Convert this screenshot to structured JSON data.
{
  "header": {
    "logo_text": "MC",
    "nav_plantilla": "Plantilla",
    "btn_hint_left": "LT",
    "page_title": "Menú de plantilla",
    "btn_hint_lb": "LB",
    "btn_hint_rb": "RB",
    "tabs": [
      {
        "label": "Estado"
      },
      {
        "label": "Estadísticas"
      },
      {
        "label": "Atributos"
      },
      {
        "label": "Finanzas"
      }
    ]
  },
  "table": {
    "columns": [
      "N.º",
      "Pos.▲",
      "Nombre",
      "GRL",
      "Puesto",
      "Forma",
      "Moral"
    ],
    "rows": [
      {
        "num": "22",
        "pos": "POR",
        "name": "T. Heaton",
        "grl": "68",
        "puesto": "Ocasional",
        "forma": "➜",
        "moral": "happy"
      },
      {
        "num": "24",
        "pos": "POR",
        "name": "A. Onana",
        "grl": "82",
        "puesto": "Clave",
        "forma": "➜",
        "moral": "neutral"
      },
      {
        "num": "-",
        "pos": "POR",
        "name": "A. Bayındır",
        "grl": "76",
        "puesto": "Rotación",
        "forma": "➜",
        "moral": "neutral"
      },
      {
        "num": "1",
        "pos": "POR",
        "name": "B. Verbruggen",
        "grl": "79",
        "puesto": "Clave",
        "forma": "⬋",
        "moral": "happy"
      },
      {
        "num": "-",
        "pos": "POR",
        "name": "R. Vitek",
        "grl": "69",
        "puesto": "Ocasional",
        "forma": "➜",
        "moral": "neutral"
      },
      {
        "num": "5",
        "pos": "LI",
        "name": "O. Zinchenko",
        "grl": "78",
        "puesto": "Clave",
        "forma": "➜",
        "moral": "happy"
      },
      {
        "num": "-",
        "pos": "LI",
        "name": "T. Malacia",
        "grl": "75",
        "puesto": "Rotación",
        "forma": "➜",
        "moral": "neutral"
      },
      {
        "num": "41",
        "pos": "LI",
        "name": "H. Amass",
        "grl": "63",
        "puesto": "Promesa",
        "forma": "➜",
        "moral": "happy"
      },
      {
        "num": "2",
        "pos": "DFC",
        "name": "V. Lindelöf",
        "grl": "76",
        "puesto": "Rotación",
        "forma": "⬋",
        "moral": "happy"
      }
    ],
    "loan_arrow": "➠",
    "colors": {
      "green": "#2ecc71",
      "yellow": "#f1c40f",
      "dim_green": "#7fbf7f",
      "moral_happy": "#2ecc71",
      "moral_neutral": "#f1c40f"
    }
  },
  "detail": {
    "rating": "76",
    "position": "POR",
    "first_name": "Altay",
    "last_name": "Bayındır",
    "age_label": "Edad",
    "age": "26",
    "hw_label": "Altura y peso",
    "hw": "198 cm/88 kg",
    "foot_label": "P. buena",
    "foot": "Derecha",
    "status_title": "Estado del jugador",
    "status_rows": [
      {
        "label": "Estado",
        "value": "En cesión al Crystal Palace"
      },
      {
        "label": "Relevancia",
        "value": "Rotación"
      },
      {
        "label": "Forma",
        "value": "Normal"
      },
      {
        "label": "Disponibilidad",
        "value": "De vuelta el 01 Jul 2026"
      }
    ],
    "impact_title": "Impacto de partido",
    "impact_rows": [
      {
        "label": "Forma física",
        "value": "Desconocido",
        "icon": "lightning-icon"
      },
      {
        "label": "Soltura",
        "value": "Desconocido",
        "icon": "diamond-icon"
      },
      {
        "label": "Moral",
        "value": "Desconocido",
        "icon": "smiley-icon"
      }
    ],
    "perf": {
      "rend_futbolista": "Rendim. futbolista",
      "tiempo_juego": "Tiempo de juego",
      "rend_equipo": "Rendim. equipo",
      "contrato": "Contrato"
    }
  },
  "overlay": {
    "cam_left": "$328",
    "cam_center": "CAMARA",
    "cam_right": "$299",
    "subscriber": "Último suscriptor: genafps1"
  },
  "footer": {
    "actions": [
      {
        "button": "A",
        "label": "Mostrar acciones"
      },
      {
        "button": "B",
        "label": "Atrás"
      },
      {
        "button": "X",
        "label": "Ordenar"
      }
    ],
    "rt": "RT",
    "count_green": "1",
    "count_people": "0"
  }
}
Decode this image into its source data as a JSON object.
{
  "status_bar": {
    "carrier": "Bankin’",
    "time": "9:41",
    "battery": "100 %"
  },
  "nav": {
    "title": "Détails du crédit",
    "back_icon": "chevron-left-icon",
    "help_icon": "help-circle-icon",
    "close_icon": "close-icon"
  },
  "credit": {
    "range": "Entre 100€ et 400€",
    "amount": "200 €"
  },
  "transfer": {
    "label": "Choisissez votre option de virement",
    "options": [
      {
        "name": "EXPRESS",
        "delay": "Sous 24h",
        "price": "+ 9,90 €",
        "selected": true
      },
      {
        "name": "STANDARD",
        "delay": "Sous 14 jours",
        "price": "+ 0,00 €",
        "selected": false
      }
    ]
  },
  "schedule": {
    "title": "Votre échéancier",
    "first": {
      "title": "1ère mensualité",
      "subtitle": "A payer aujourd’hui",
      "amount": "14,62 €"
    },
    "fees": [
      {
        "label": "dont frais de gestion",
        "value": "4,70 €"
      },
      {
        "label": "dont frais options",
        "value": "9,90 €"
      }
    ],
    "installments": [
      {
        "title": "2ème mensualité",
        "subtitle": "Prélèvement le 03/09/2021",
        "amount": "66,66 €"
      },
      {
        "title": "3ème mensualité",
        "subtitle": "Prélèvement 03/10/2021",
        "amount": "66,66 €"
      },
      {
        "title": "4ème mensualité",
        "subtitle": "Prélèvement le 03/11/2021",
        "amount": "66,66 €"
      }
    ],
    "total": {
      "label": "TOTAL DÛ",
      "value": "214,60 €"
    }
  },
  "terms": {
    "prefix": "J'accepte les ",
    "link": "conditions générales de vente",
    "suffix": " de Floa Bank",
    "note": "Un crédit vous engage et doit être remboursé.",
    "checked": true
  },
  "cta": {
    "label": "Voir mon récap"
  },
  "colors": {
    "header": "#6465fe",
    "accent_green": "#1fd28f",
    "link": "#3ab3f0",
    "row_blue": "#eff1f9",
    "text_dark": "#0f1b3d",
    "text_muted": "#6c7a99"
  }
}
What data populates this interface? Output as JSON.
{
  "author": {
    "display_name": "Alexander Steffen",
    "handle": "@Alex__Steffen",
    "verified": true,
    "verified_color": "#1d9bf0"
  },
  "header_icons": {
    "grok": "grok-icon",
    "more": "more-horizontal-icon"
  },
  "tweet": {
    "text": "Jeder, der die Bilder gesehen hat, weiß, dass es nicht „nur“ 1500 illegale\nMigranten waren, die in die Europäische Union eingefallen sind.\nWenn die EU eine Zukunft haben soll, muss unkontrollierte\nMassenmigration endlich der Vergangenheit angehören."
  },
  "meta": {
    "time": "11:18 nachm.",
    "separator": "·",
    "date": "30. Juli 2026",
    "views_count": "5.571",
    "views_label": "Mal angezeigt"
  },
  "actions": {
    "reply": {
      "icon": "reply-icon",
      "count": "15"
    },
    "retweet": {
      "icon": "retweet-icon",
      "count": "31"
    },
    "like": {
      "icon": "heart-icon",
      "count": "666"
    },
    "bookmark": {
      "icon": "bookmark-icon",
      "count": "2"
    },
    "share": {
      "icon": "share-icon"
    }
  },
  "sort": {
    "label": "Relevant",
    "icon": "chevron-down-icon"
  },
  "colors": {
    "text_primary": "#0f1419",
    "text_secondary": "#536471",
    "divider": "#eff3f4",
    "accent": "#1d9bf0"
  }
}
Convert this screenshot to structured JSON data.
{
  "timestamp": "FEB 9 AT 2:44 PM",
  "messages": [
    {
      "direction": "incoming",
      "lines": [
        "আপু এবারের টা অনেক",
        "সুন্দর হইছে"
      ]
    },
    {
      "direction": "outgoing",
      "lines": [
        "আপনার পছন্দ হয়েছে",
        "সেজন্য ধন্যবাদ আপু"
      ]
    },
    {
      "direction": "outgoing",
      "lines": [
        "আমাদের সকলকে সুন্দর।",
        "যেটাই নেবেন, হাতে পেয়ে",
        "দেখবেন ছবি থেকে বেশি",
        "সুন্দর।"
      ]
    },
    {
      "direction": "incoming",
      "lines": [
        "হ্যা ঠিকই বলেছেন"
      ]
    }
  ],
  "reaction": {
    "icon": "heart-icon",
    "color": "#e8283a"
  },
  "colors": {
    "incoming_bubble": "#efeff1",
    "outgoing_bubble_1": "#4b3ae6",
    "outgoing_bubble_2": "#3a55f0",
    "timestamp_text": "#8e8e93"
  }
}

######

(Prompt) Check all the records above and select each line where the string "Estado" is found.

(Response below)
        "label": "Estado"
    "status_title": "Estado del jugador",
        "label": "Estado",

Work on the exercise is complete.